+++ RECORD LIST

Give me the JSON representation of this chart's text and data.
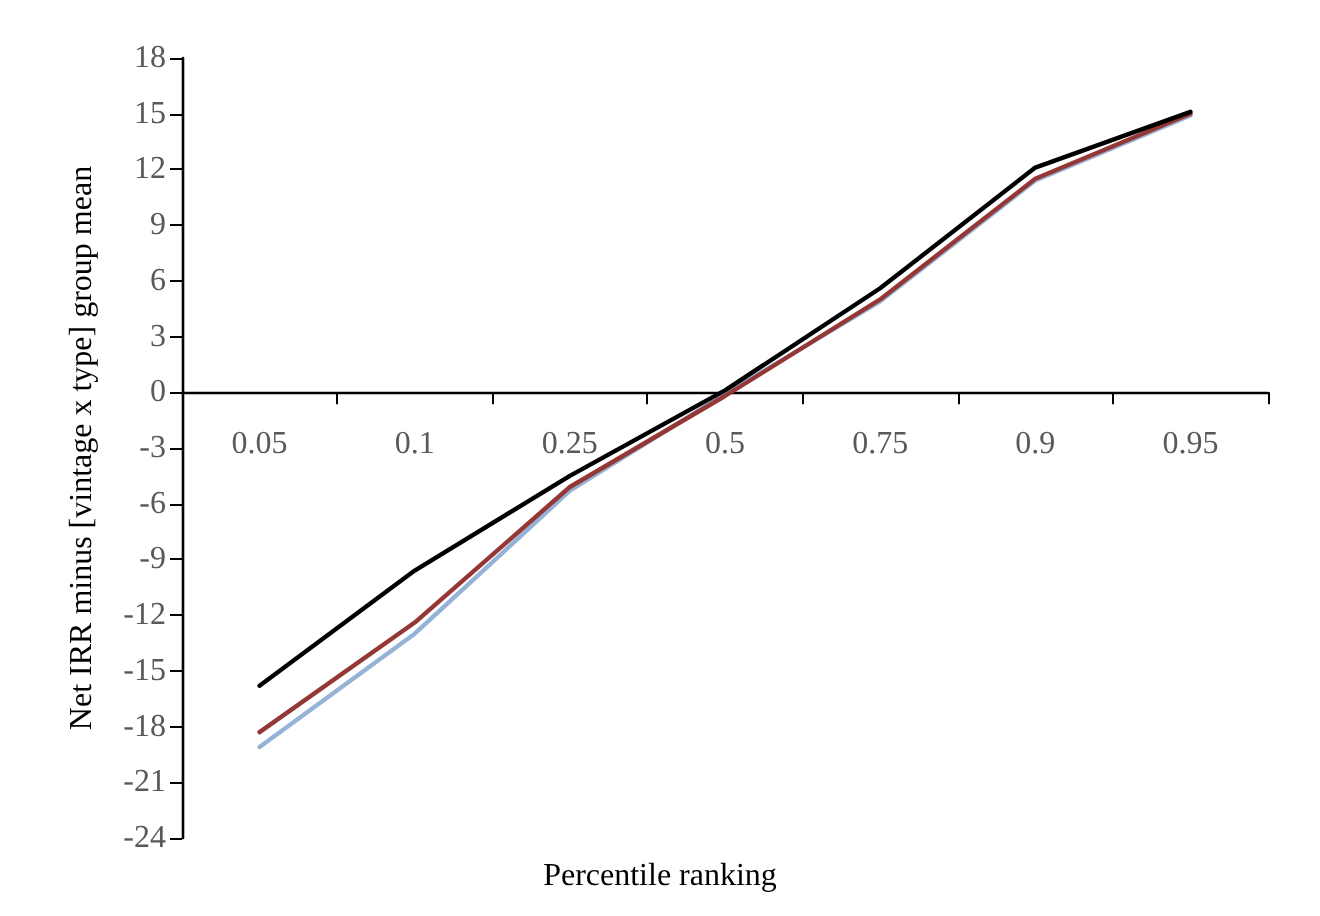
{
  "chart_data": {
    "type": "line",
    "xlabel": "Percentile ranking",
    "ylabel": "Net IRR minus [vintage x type] group mean",
    "categories": [
      "0.05",
      "0.1",
      "0.25",
      "0.5",
      "0.75",
      "0.9",
      "0.95"
    ],
    "series": [
      {
        "color": "#95b3d7",
        "values": [
          -19.1,
          -13.0,
          -5.3,
          -0.1,
          4.9,
          11.4,
          14.9
        ]
      },
      {
        "color": "#953735",
        "values": [
          -18.3,
          -12.4,
          -5.1,
          -0.2,
          5.0,
          11.5,
          15.0
        ]
      },
      {
        "color": "#000000",
        "values": [
          -15.8,
          -9.6,
          -4.5,
          0.1,
          5.6,
          12.1,
          15.1
        ]
      }
    ],
    "ylim": [
      -24,
      18
    ],
    "yticks": [
      -24,
      -21,
      -18,
      -15,
      -12,
      -9,
      -6,
      -3,
      0,
      3,
      6,
      9,
      12,
      15,
      18
    ],
    "grid": false,
    "marker": "none",
    "line_style": "solid"
  }
}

++++++

> GIVEN EXERCISE
Output the full set of records above without changing a word, and drop the images.

> FULL ANSWER
Give me the JSON representation of this chart's text and data.
{
  "chart_data": {
    "type": "line",
    "xlabel": "Percentile ranking",
    "ylabel": "Net IRR minus [vintage x type] group mean",
    "categories": [
      "0.05",
      "0.1",
      "0.25",
      "0.5",
      "0.75",
      "0.9",
      "0.95"
    ],
    "series": [
      {
        "color": "#95b3d7",
        "values": [
          -19.1,
          -13.0,
          -5.3,
          -0.1,
          4.9,
          11.4,
          14.9
        ]
      },
      {
        "color": "#953735",
        "values": [
          -18.3,
          -12.4,
          -5.1,
          -0.2,
          5.0,
          11.5,
          15.0
        ]
      },
      {
        "color": "#000000",
        "values": [
          -15.8,
          -9.6,
          -4.5,
          0.1,
          5.6,
          12.1,
          15.1
        ]
      }
    ],
    "ylim": [
      -24,
      18
    ],
    "yticks": [
      -24,
      -21,
      -18,
      -15,
      -12,
      -9,
      -6,
      -3,
      0,
      3,
      6,
      9,
      12,
      15,
      18
    ],
    "grid": false,
    "marker": "none",
    "line_style": "solid"
  }
}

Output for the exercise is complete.